▸ **Work to do**
Copy each record exactly as it reads, leaving out any pictures it holds.

Figure dataset records:
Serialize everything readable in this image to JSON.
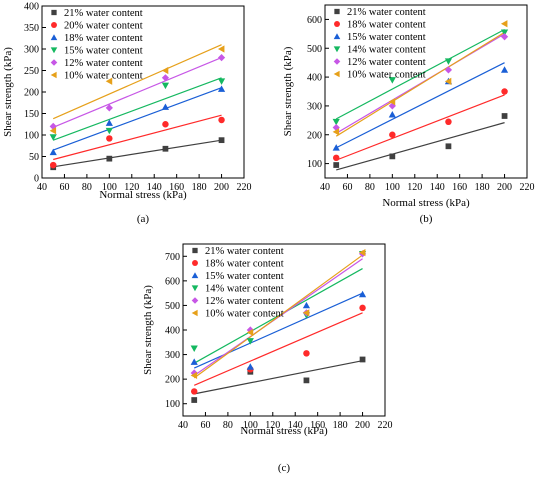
{
  "chart_data": [
    {
      "type": "scatter",
      "panel_label": "(a)",
      "xlabel": "Normal stress (kPa)",
      "ylabel": "Shear strength (kPa)",
      "xlim": [
        40,
        220
      ],
      "ylim": [
        0,
        400
      ],
      "xticks": [
        40,
        60,
        80,
        100,
        120,
        140,
        160,
        180,
        200,
        220
      ],
      "yticks": [
        0,
        50,
        100,
        150,
        200,
        250,
        300,
        350,
        400
      ],
      "legend_position": "top-left",
      "series": [
        {
          "name": "21% water content",
          "color": "#404040",
          "marker": "square",
          "x": [
            50,
            100,
            150,
            200
          ],
          "y": [
            25,
            45,
            68,
            88
          ],
          "fit": [
            [
              50,
              26
            ],
            [
              200,
              88
            ]
          ]
        },
        {
          "name": "20% water content",
          "color": "#ff2a2a",
          "marker": "circle",
          "x": [
            50,
            100,
            150,
            200
          ],
          "y": [
            30,
            92,
            125,
            135
          ],
          "fit": [
            [
              50,
              43
            ],
            [
              200,
              146
            ]
          ]
        },
        {
          "name": "18% water content",
          "color": "#1a5fd6",
          "marker": "triangle-up",
          "x": [
            50,
            100,
            150,
            200
          ],
          "y": [
            60,
            128,
            165,
            207
          ],
          "fit": [
            [
              50,
              65
            ],
            [
              200,
              210
            ]
          ]
        },
        {
          "name": "15% water content",
          "color": "#15b860",
          "marker": "triangle-down",
          "x": [
            50,
            100,
            150,
            200
          ],
          "y": [
            95,
            110,
            215,
            225
          ],
          "fit": [
            [
              50,
              88
            ],
            [
              200,
              233
            ]
          ]
        },
        {
          "name": "12% water content",
          "color": "#c757e6",
          "marker": "diamond",
          "x": [
            50,
            100,
            150,
            200
          ],
          "y": [
            120,
            163,
            233,
            280
          ],
          "fit": [
            [
              50,
              118
            ],
            [
              200,
              280
            ]
          ]
        },
        {
          "name": "10% water content",
          "color": "#e6a01a",
          "marker": "triangle-left",
          "x": [
            50,
            100,
            150,
            200
          ],
          "y": [
            110,
            225,
            250,
            300
          ],
          "fit": [
            [
              50,
              138
            ],
            [
              200,
              310
            ]
          ]
        }
      ]
    },
    {
      "type": "scatter",
      "panel_label": "(b)",
      "xlabel": "Normal stress (kPa)",
      "ylabel": "Shear strength (kPa)",
      "xlim": [
        40,
        220
      ],
      "ylim": [
        50,
        650
      ],
      "xticks": [
        40,
        60,
        80,
        100,
        120,
        140,
        160,
        180,
        200,
        220
      ],
      "yticks": [
        100,
        200,
        300,
        400,
        500,
        600
      ],
      "legend_position": "top-left",
      "series": [
        {
          "name": "21% water content",
          "color": "#404040",
          "marker": "square",
          "x": [
            50,
            100,
            150,
            200
          ],
          "y": [
            95,
            125,
            160,
            265
          ],
          "fit": [
            [
              50,
              78
            ],
            [
              200,
              242
            ]
          ]
        },
        {
          "name": "18% water content",
          "color": "#ff2a2a",
          "marker": "circle",
          "x": [
            50,
            100,
            150,
            200
          ],
          "y": [
            120,
            200,
            245,
            350
          ],
          "fit": [
            [
              50,
              112
            ],
            [
              200,
              338
            ]
          ]
        },
        {
          "name": "15% water content",
          "color": "#1a5fd6",
          "marker": "triangle-up",
          "x": [
            50,
            100,
            150,
            200
          ],
          "y": [
            155,
            270,
            385,
            425
          ],
          "fit": [
            [
              50,
              155
            ],
            [
              200,
              450
            ]
          ]
        },
        {
          "name": "14% water content",
          "color": "#15b860",
          "marker": "triangle-down",
          "x": [
            50,
            100,
            150,
            200
          ],
          "y": [
            245,
            390,
            455,
            555
          ],
          "fit": [
            [
              50,
              255
            ],
            [
              200,
              565
            ]
          ]
        },
        {
          "name": "12% water content",
          "color": "#c757e6",
          "marker": "diamond",
          "x": [
            50,
            100,
            150,
            200
          ],
          "y": [
            225,
            300,
            425,
            540
          ],
          "fit": [
            [
              50,
              205
            ],
            [
              200,
              550
            ]
          ]
        },
        {
          "name": "10% water content",
          "color": "#e6a01a",
          "marker": "triangle-left",
          "x": [
            50,
            100,
            150,
            200
          ],
          "y": [
            210,
            315,
            385,
            585
          ],
          "fit": [
            [
              50,
              195
            ],
            [
              200,
              555
            ]
          ]
        }
      ]
    },
    {
      "type": "scatter",
      "panel_label": "(c)",
      "xlabel": "Normal stress (kPa)",
      "ylabel": "Shear strength (kPa)",
      "xlim": [
        40,
        220
      ],
      "ylim": [
        50,
        750
      ],
      "xticks": [
        40,
        60,
        80,
        100,
        120,
        140,
        160,
        180,
        200,
        220
      ],
      "yticks": [
        100,
        200,
        300,
        400,
        500,
        600,
        700
      ],
      "legend_position": "top-left",
      "series": [
        {
          "name": "21% water content",
          "color": "#404040",
          "marker": "square",
          "x": [
            50,
            100,
            150,
            200
          ],
          "y": [
            115,
            230,
            195,
            280
          ],
          "fit": [
            [
              50,
              140
            ],
            [
              200,
              275
            ]
          ]
        },
        {
          "name": "18% water content",
          "color": "#ff2a2a",
          "marker": "circle",
          "x": [
            50,
            100,
            150,
            200
          ],
          "y": [
            150,
            240,
            305,
            490
          ],
          "fit": [
            [
              50,
              175
            ],
            [
              200,
              470
            ]
          ]
        },
        {
          "name": "15% water content",
          "color": "#1a5fd6",
          "marker": "triangle-up",
          "x": [
            50,
            100,
            150,
            200
          ],
          "y": [
            270,
            250,
            500,
            545
          ],
          "fit": [
            [
              50,
              245
            ],
            [
              200,
              550
            ]
          ]
        },
        {
          "name": "14% water content",
          "color": "#15b860",
          "marker": "triangle-down",
          "x": [
            50,
            100,
            150,
            200
          ],
          "y": [
            325,
            355,
            460,
            710
          ],
          "fit": [
            [
              50,
              265
            ],
            [
              200,
              650
            ]
          ]
        },
        {
          "name": "12% water content",
          "color": "#c757e6",
          "marker": "diamond",
          "x": [
            50,
            100,
            150,
            200
          ],
          "y": [
            225,
            400,
            470,
            710
          ],
          "fit": [
            [
              50,
              215
            ],
            [
              200,
              690
            ]
          ]
        },
        {
          "name": "10% water content",
          "color": "#e6a01a",
          "marker": "triangle-left",
          "x": [
            50,
            100,
            150,
            200
          ],
          "y": [
            215,
            390,
            470,
            715
          ],
          "fit": [
            [
              50,
              205
            ],
            [
              200,
              705
            ]
          ]
        }
      ]
    }
  ]
}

▸ **Solution**
Serialize everything readable in this image to JSON.
{
  "chart_data": [
    {
      "type": "scatter",
      "panel_label": "(a)",
      "xlabel": "Normal stress (kPa)",
      "ylabel": "Shear strength (kPa)",
      "xlim": [
        40,
        220
      ],
      "ylim": [
        0,
        400
      ],
      "xticks": [
        40,
        60,
        80,
        100,
        120,
        140,
        160,
        180,
        200,
        220
      ],
      "yticks": [
        0,
        50,
        100,
        150,
        200,
        250,
        300,
        350,
        400
      ],
      "legend_position": "top-left",
      "series": [
        {
          "name": "21% water content",
          "color": "#404040",
          "marker": "square",
          "x": [
            50,
            100,
            150,
            200
          ],
          "y": [
            25,
            45,
            68,
            88
          ],
          "fit": [
            [
              50,
              26
            ],
            [
              200,
              88
            ]
          ]
        },
        {
          "name": "20% water content",
          "color": "#ff2a2a",
          "marker": "circle",
          "x": [
            50,
            100,
            150,
            200
          ],
          "y": [
            30,
            92,
            125,
            135
          ],
          "fit": [
            [
              50,
              43
            ],
            [
              200,
              146
            ]
          ]
        },
        {
          "name": "18% water content",
          "color": "#1a5fd6",
          "marker": "triangle-up",
          "x": [
            50,
            100,
            150,
            200
          ],
          "y": [
            60,
            128,
            165,
            207
          ],
          "fit": [
            [
              50,
              65
            ],
            [
              200,
              210
            ]
          ]
        },
        {
          "name": "15% water content",
          "color": "#15b860",
          "marker": "triangle-down",
          "x": [
            50,
            100,
            150,
            200
          ],
          "y": [
            95,
            110,
            215,
            225
          ],
          "fit": [
            [
              50,
              88
            ],
            [
              200,
              233
            ]
          ]
        },
        {
          "name": "12% water content",
          "color": "#c757e6",
          "marker": "diamond",
          "x": [
            50,
            100,
            150,
            200
          ],
          "y": [
            120,
            163,
            233,
            280
          ],
          "fit": [
            [
              50,
              118
            ],
            [
              200,
              280
            ]
          ]
        },
        {
          "name": "10% water content",
          "color": "#e6a01a",
          "marker": "triangle-left",
          "x": [
            50,
            100,
            150,
            200
          ],
          "y": [
            110,
            225,
            250,
            300
          ],
          "fit": [
            [
              50,
              138
            ],
            [
              200,
              310
            ]
          ]
        }
      ]
    },
    {
      "type": "scatter",
      "panel_label": "(b)",
      "xlabel": "Normal stress (kPa)",
      "ylabel": "Shear strength (kPa)",
      "xlim": [
        40,
        220
      ],
      "ylim": [
        50,
        650
      ],
      "xticks": [
        40,
        60,
        80,
        100,
        120,
        140,
        160,
        180,
        200,
        220
      ],
      "yticks": [
        100,
        200,
        300,
        400,
        500,
        600
      ],
      "legend_position": "top-left",
      "series": [
        {
          "name": "21% water content",
          "color": "#404040",
          "marker": "square",
          "x": [
            50,
            100,
            150,
            200
          ],
          "y": [
            95,
            125,
            160,
            265
          ],
          "fit": [
            [
              50,
              78
            ],
            [
              200,
              242
            ]
          ]
        },
        {
          "name": "18% water content",
          "color": "#ff2a2a",
          "marker": "circle",
          "x": [
            50,
            100,
            150,
            200
          ],
          "y": [
            120,
            200,
            245,
            350
          ],
          "fit": [
            [
              50,
              112
            ],
            [
              200,
              338
            ]
          ]
        },
        {
          "name": "15% water content",
          "color": "#1a5fd6",
          "marker": "triangle-up",
          "x": [
            50,
            100,
            150,
            200
          ],
          "y": [
            155,
            270,
            385,
            425
          ],
          "fit": [
            [
              50,
              155
            ],
            [
              200,
              450
            ]
          ]
        },
        {
          "name": "14% water content",
          "color": "#15b860",
          "marker": "triangle-down",
          "x": [
            50,
            100,
            150,
            200
          ],
          "y": [
            245,
            390,
            455,
            555
          ],
          "fit": [
            [
              50,
              255
            ],
            [
              200,
              565
            ]
          ]
        },
        {
          "name": "12% water content",
          "color": "#c757e6",
          "marker": "diamond",
          "x": [
            50,
            100,
            150,
            200
          ],
          "y": [
            225,
            300,
            425,
            540
          ],
          "fit": [
            [
              50,
              205
            ],
            [
              200,
              550
            ]
          ]
        },
        {
          "name": "10% water content",
          "color": "#e6a01a",
          "marker": "triangle-left",
          "x": [
            50,
            100,
            150,
            200
          ],
          "y": [
            210,
            315,
            385,
            585
          ],
          "fit": [
            [
              50,
              195
            ],
            [
              200,
              555
            ]
          ]
        }
      ]
    },
    {
      "type": "scatter",
      "panel_label": "(c)",
      "xlabel": "Normal stress (kPa)",
      "ylabel": "Shear strength (kPa)",
      "xlim": [
        40,
        220
      ],
      "ylim": [
        50,
        750
      ],
      "xticks": [
        40,
        60,
        80,
        100,
        120,
        140,
        160,
        180,
        200,
        220
      ],
      "yticks": [
        100,
        200,
        300,
        400,
        500,
        600,
        700
      ],
      "legend_position": "top-left",
      "series": [
        {
          "name": "21% water content",
          "color": "#404040",
          "marker": "square",
          "x": [
            50,
            100,
            150,
            200
          ],
          "y": [
            115,
            230,
            195,
            280
          ],
          "fit": [
            [
              50,
              140
            ],
            [
              200,
              275
            ]
          ]
        },
        {
          "name": "18% water content",
          "color": "#ff2a2a",
          "marker": "circle",
          "x": [
            50,
            100,
            150,
            200
          ],
          "y": [
            150,
            240,
            305,
            490
          ],
          "fit": [
            [
              50,
              175
            ],
            [
              200,
              470
            ]
          ]
        },
        {
          "name": "15% water content",
          "color": "#1a5fd6",
          "marker": "triangle-up",
          "x": [
            50,
            100,
            150,
            200
          ],
          "y": [
            270,
            250,
            500,
            545
          ],
          "fit": [
            [
              50,
              245
            ],
            [
              200,
              550
            ]
          ]
        },
        {
          "name": "14% water content",
          "color": "#15b860",
          "marker": "triangle-down",
          "x": [
            50,
            100,
            150,
            200
          ],
          "y": [
            325,
            355,
            460,
            710
          ],
          "fit": [
            [
              50,
              265
            ],
            [
              200,
              650
            ]
          ]
        },
        {
          "name": "12% water content",
          "color": "#c757e6",
          "marker": "diamond",
          "x": [
            50,
            100,
            150,
            200
          ],
          "y": [
            225,
            400,
            470,
            710
          ],
          "fit": [
            [
              50,
              215
            ],
            [
              200,
              690
            ]
          ]
        },
        {
          "name": "10% water content",
          "color": "#e6a01a",
          "marker": "triangle-left",
          "x": [
            50,
            100,
            150,
            200
          ],
          "y": [
            215,
            390,
            470,
            715
          ],
          "fit": [
            [
              50,
              205
            ],
            [
              200,
              705
            ]
          ]
        }
      ]
    }
  ]
}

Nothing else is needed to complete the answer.